▸ **DATA SUPPLIED**
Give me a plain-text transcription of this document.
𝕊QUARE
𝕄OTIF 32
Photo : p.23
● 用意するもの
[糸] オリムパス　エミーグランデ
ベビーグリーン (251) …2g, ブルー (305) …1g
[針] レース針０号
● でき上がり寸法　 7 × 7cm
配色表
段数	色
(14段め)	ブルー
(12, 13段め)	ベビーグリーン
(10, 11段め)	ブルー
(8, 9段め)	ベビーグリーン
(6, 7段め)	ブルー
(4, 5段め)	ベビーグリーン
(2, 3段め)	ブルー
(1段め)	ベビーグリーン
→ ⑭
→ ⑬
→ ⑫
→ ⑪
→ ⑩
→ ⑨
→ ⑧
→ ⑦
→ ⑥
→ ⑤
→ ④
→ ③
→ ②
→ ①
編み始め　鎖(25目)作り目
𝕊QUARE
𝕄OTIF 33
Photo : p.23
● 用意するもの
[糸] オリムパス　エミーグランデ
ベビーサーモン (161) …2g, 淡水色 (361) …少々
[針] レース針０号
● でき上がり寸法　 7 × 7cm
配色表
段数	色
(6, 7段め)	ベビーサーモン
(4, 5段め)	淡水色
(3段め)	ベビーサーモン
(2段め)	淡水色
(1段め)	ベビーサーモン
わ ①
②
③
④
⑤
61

▸ **INSTRUCTIONS FOR THE TASK**
Report the number of lines in the listing above that include the word "ベビーグリーン", and nothing else.

▸ **WORKED SOLUTION**
5